***** LISTING
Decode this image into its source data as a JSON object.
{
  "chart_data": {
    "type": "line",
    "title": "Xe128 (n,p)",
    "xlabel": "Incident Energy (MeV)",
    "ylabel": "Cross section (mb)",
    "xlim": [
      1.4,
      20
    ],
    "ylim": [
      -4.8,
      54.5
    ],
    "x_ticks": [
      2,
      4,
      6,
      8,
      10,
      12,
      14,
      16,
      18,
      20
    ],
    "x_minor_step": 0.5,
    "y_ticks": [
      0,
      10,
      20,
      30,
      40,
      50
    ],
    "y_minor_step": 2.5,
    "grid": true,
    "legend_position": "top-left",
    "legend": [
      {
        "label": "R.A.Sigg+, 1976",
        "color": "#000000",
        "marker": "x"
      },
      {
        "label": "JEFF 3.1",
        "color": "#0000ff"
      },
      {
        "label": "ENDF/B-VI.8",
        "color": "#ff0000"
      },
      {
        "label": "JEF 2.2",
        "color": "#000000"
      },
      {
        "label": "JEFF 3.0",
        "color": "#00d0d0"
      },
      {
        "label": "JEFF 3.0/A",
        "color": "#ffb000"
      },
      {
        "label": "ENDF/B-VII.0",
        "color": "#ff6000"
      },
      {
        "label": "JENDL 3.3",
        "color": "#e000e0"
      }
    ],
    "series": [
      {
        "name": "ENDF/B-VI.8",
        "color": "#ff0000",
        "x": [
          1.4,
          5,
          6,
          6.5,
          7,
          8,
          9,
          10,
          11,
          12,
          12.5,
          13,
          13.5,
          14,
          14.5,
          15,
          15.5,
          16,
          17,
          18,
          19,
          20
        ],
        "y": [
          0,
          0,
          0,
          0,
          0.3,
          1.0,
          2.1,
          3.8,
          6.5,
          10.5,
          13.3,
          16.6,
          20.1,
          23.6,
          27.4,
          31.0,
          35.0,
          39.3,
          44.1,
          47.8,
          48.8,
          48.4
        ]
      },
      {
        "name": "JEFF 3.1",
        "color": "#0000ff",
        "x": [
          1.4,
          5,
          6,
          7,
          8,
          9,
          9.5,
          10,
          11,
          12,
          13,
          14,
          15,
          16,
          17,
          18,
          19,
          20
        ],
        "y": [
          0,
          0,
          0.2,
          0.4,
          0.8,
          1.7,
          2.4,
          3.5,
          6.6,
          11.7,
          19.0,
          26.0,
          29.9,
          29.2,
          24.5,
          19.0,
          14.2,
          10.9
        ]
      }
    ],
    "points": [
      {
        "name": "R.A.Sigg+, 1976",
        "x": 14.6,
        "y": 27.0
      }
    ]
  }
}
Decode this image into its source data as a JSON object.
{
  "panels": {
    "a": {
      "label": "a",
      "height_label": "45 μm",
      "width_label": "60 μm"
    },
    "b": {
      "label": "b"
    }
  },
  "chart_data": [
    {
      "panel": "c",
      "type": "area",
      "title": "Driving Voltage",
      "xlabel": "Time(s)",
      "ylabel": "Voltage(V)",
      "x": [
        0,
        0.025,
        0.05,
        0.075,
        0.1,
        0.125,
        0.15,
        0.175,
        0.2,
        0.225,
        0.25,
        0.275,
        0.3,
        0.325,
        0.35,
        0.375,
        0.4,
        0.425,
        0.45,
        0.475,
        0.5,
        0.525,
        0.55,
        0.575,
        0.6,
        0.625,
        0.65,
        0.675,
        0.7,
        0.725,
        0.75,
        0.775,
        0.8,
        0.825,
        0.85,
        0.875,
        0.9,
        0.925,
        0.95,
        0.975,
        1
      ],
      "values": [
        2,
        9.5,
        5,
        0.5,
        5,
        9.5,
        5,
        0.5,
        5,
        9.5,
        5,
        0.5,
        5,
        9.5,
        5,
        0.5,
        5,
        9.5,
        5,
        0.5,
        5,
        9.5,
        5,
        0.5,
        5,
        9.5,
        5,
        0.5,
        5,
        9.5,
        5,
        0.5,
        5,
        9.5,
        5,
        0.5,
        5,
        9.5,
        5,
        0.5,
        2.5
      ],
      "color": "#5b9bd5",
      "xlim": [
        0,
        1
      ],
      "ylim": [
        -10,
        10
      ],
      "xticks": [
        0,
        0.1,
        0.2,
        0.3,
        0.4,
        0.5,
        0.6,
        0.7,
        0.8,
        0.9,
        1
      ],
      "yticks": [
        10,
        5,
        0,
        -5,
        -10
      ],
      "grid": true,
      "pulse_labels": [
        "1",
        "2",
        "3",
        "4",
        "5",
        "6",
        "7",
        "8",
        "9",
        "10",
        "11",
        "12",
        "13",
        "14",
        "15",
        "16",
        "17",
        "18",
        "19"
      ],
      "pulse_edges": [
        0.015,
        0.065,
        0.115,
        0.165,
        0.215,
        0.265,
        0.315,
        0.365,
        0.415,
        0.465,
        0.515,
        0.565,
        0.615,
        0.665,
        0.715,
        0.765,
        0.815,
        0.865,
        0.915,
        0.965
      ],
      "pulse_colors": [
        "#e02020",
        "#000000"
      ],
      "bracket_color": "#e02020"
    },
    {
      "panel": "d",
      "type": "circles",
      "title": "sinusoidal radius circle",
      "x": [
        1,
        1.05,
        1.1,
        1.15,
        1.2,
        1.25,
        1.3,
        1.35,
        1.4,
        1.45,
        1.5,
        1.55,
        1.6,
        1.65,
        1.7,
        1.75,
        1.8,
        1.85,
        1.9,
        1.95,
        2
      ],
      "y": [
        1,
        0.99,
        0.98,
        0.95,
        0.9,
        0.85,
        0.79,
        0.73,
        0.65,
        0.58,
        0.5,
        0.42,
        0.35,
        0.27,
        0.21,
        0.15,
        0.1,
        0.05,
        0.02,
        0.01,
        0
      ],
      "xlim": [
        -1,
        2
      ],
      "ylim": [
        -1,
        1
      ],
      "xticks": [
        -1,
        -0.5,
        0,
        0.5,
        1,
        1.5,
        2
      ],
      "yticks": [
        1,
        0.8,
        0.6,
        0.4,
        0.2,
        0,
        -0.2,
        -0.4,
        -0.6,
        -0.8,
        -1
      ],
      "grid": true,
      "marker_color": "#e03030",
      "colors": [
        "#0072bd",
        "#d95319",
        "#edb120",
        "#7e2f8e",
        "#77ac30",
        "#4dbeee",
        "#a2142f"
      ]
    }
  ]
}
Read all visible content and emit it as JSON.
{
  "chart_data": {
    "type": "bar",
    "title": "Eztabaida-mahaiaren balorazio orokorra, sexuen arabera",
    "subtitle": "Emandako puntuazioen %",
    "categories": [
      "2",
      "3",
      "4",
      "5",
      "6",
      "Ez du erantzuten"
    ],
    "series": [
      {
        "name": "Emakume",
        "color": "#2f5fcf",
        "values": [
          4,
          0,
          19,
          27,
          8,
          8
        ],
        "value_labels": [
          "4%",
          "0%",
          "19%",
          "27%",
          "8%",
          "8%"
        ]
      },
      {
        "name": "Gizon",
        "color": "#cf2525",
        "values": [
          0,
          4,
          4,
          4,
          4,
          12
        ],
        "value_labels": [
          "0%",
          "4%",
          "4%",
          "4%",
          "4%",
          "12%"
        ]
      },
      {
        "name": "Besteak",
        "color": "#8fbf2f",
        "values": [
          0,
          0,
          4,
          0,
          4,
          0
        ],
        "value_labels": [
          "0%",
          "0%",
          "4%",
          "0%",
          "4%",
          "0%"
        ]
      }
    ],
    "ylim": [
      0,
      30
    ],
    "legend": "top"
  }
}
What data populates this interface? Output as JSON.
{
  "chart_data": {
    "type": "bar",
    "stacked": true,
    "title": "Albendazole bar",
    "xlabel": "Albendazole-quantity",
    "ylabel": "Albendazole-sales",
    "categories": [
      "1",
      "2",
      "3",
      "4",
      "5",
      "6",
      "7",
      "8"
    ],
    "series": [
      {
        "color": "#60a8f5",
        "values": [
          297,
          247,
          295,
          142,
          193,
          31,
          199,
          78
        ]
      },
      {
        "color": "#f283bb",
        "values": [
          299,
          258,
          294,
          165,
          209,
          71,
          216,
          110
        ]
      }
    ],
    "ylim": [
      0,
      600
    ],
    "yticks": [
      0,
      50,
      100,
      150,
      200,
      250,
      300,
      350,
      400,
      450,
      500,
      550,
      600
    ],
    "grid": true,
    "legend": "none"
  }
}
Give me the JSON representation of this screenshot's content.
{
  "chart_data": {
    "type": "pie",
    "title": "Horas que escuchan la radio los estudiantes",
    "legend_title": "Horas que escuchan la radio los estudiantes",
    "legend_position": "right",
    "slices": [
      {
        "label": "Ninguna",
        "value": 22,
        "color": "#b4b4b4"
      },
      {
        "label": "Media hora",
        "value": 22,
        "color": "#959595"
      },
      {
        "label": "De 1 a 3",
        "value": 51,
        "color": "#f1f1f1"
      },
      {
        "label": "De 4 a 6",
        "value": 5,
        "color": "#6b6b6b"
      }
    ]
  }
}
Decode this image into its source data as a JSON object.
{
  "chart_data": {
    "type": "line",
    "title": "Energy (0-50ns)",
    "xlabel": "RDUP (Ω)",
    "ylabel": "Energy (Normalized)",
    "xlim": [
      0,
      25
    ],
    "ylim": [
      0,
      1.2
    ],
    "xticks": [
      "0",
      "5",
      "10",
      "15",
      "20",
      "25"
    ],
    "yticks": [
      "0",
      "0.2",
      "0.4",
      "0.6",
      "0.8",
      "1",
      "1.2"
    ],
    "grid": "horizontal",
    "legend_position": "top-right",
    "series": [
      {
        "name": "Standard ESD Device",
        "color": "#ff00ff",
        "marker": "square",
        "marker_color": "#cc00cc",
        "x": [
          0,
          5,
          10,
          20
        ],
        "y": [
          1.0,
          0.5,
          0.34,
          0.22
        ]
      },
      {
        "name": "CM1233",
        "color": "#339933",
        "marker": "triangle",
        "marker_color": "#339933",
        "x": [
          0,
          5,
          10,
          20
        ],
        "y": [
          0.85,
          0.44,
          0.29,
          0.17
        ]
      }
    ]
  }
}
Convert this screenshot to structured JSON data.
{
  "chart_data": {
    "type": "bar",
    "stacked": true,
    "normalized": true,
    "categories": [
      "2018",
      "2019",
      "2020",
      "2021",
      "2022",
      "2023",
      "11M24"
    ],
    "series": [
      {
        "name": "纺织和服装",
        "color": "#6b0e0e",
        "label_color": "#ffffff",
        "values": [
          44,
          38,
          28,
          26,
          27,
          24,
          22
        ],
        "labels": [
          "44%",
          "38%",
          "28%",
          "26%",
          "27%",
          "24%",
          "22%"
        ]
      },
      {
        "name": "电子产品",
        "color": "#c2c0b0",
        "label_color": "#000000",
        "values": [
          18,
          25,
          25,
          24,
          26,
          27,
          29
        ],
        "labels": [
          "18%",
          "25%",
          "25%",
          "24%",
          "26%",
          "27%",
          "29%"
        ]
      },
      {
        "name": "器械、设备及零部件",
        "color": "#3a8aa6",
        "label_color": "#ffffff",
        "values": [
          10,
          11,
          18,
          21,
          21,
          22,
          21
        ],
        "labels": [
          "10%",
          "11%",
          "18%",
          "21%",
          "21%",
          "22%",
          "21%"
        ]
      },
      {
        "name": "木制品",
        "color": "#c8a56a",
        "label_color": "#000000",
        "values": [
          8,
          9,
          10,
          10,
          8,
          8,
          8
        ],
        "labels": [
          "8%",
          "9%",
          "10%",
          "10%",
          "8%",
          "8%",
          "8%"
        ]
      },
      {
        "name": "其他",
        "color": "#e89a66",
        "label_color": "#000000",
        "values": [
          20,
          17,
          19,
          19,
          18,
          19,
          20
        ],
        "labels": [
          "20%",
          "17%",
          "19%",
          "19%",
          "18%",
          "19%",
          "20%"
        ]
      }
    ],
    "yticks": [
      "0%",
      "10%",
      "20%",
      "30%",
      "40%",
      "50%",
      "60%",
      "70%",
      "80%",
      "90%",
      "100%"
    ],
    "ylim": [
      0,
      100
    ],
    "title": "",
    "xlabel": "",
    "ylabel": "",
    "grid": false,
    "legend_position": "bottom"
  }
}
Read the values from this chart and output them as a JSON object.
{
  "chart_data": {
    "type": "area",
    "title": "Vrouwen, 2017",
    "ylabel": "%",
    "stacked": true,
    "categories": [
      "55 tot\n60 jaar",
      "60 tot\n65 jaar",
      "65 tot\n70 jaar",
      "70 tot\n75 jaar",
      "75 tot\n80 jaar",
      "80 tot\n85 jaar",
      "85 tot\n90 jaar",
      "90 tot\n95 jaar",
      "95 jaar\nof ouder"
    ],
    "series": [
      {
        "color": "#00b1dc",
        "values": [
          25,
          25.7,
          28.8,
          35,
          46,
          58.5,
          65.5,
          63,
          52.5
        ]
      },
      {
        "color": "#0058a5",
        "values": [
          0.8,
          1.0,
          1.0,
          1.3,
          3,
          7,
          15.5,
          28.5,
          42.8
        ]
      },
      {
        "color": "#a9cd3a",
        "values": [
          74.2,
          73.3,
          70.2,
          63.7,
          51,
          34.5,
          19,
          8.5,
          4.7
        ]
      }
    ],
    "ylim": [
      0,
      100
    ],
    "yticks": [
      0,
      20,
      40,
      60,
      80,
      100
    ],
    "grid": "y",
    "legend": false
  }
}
**********
_AIM:_ Check the data for the word "right" and pull out the lines that have it.

_RESPONSE TO THE TASK:_
    "legend_position": "right",
    "legend_position": "top-right",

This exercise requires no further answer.